Extracted records

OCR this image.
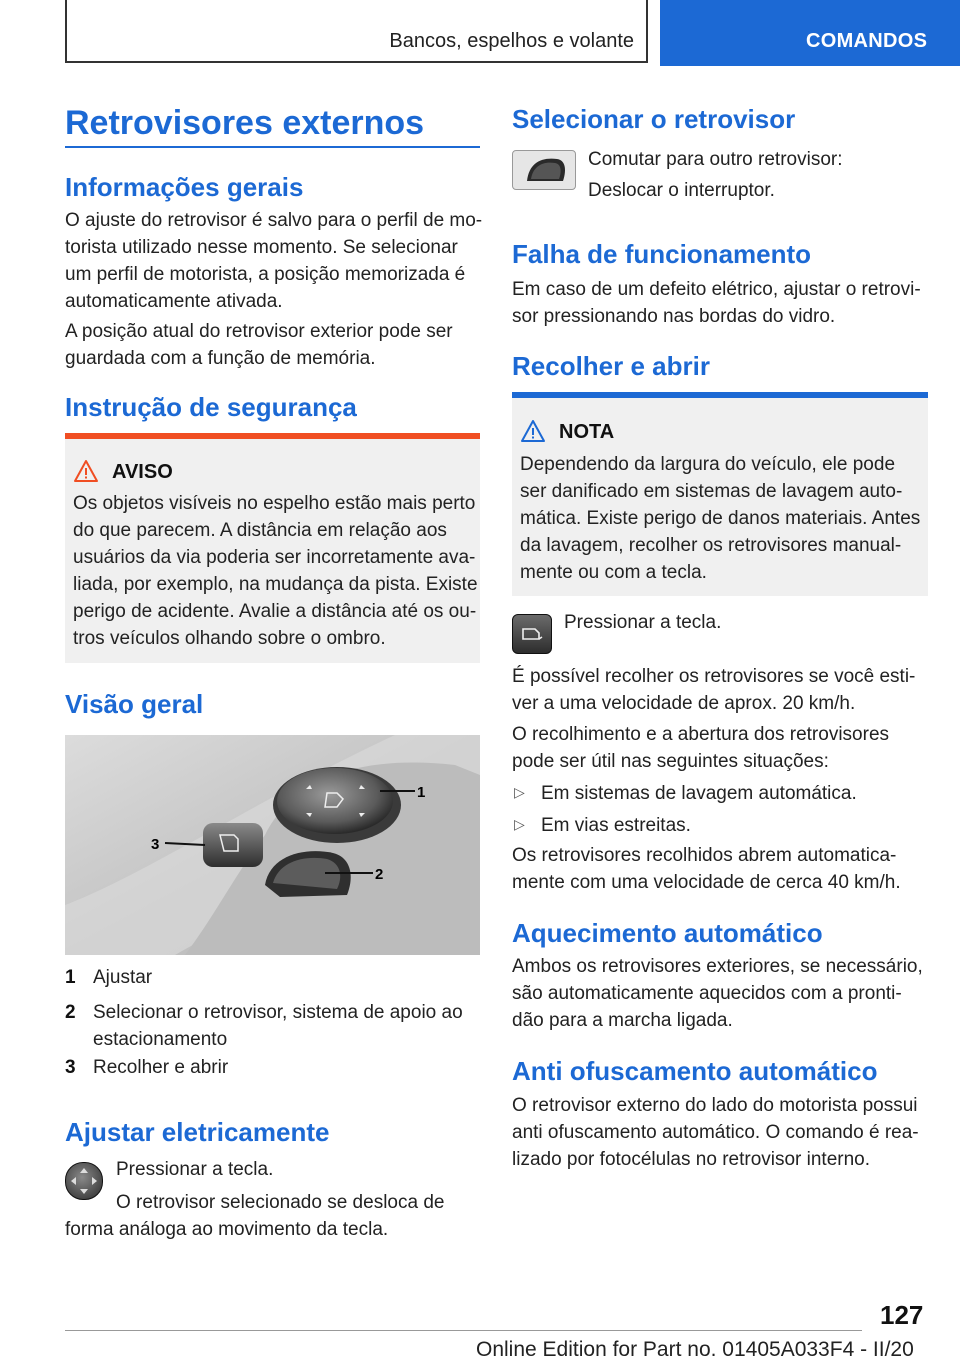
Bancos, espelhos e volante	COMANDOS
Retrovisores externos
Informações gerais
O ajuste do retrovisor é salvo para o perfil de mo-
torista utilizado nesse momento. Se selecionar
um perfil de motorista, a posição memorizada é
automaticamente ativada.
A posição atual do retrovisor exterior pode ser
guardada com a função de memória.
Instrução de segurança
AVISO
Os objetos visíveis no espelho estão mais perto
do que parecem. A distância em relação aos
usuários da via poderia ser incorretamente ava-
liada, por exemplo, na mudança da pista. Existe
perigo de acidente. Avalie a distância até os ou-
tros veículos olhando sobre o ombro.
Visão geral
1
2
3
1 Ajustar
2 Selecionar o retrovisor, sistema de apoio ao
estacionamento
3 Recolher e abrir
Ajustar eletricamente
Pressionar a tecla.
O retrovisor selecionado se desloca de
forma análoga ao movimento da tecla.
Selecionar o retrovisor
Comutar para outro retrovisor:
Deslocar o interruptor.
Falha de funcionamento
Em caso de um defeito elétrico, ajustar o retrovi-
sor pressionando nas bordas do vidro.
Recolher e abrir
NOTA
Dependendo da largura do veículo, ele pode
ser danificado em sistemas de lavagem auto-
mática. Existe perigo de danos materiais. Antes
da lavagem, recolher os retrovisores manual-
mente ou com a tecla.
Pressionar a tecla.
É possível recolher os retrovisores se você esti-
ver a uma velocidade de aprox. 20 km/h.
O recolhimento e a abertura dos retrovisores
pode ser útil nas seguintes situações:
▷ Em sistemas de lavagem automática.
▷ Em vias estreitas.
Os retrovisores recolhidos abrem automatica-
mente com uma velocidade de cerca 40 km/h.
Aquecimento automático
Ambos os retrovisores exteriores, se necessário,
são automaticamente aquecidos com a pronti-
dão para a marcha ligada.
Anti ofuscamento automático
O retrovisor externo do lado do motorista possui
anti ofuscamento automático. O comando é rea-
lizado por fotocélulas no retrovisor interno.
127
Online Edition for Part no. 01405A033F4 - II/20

...

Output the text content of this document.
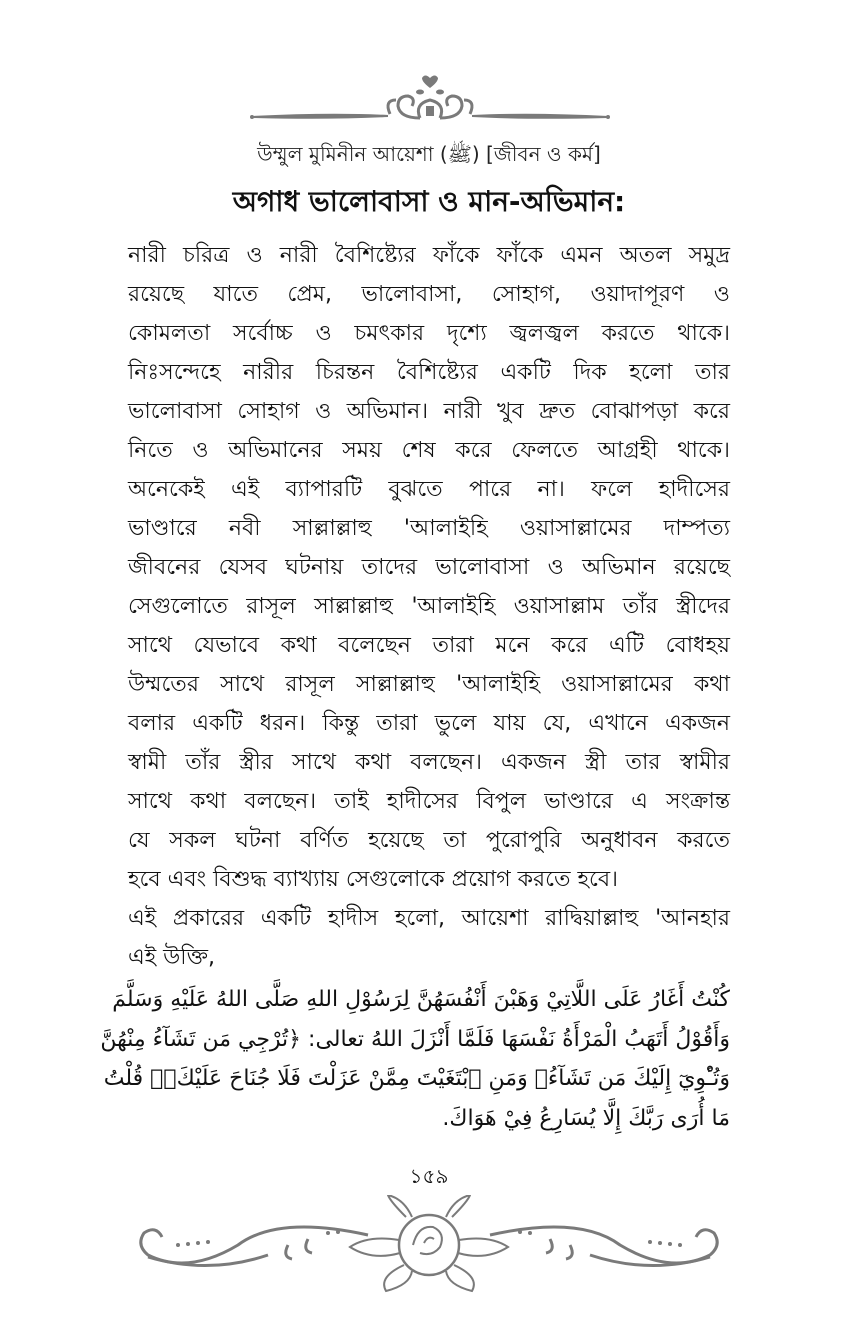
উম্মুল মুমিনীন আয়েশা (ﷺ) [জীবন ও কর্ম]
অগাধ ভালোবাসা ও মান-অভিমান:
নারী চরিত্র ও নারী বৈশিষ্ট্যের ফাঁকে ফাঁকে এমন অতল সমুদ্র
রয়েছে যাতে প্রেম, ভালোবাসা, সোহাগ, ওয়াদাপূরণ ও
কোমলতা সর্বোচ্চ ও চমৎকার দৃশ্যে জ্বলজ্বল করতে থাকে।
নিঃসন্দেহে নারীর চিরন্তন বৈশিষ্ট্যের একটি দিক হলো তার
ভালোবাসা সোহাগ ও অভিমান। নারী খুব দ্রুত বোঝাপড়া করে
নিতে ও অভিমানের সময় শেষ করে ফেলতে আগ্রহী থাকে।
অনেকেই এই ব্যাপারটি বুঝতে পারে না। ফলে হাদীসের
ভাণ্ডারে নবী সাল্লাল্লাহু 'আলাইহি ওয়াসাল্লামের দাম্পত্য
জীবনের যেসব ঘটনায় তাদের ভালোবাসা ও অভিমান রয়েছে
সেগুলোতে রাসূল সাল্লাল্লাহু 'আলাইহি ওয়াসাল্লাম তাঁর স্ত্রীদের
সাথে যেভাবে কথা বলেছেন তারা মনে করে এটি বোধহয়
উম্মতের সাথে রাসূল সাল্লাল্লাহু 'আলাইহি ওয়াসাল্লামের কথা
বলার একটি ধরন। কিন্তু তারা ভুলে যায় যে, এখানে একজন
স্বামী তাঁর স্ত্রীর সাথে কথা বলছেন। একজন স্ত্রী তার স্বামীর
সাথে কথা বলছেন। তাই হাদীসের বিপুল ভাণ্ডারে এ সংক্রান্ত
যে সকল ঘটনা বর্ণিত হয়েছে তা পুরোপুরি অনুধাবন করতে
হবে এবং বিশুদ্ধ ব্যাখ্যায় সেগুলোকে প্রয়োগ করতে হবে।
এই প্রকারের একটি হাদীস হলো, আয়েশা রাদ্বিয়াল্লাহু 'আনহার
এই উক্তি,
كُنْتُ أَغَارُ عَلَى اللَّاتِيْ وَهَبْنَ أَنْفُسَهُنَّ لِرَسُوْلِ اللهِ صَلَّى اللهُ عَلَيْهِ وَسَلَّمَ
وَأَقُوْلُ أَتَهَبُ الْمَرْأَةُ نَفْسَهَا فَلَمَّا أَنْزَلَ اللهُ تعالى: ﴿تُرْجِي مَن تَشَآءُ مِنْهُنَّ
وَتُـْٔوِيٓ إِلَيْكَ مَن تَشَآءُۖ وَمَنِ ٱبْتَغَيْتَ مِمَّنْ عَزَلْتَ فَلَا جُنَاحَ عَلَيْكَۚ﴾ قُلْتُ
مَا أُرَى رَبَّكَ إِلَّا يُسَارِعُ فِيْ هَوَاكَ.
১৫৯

---

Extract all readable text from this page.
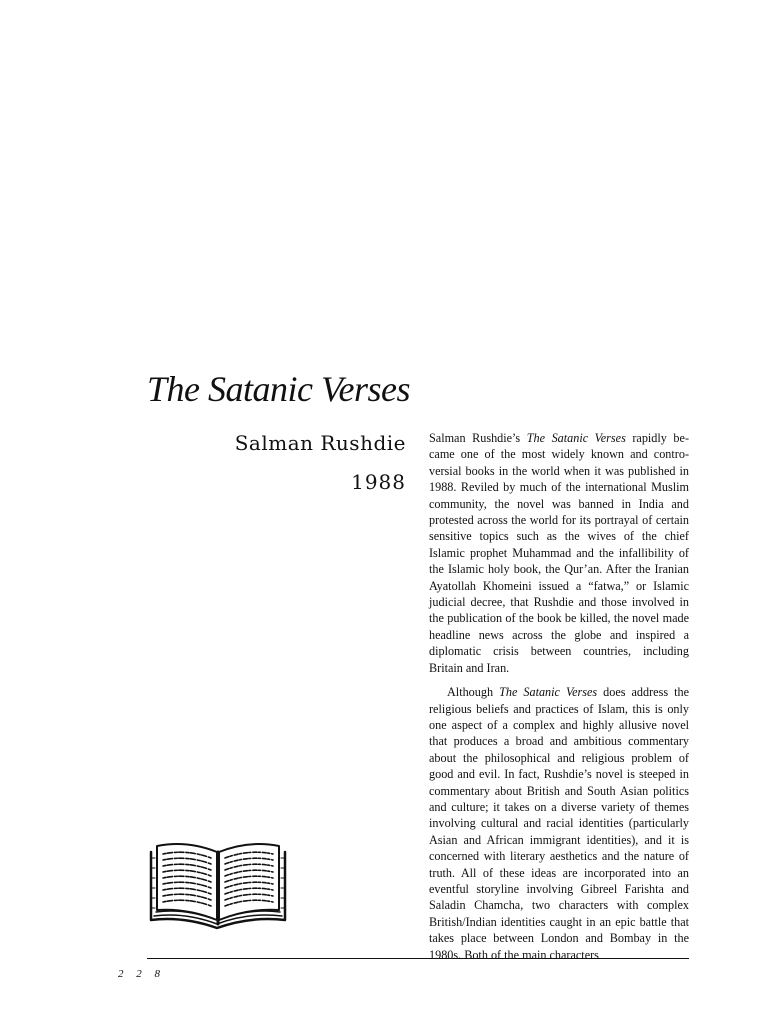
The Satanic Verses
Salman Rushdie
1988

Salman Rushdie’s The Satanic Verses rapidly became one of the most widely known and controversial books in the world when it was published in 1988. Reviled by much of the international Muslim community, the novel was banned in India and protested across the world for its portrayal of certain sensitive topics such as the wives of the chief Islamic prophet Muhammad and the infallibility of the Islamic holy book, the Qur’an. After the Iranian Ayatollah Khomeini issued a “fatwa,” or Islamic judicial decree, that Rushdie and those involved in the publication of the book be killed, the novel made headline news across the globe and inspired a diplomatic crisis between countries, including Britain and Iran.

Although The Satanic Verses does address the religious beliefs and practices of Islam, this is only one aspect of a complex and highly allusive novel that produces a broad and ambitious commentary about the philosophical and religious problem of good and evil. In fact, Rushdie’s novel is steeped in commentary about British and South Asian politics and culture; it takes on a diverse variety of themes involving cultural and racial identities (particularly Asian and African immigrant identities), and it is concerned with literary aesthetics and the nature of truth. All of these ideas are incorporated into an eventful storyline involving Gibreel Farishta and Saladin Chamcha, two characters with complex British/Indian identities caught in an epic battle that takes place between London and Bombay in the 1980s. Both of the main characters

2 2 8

▶ _WHAT TO WORK ON_: Gather each line that holds "velocidade".

▶ _RESPONSE_:
ver a uma velocidade de aprox. 20 km/h.
mente com uma velocidade de cerca 40 km/h.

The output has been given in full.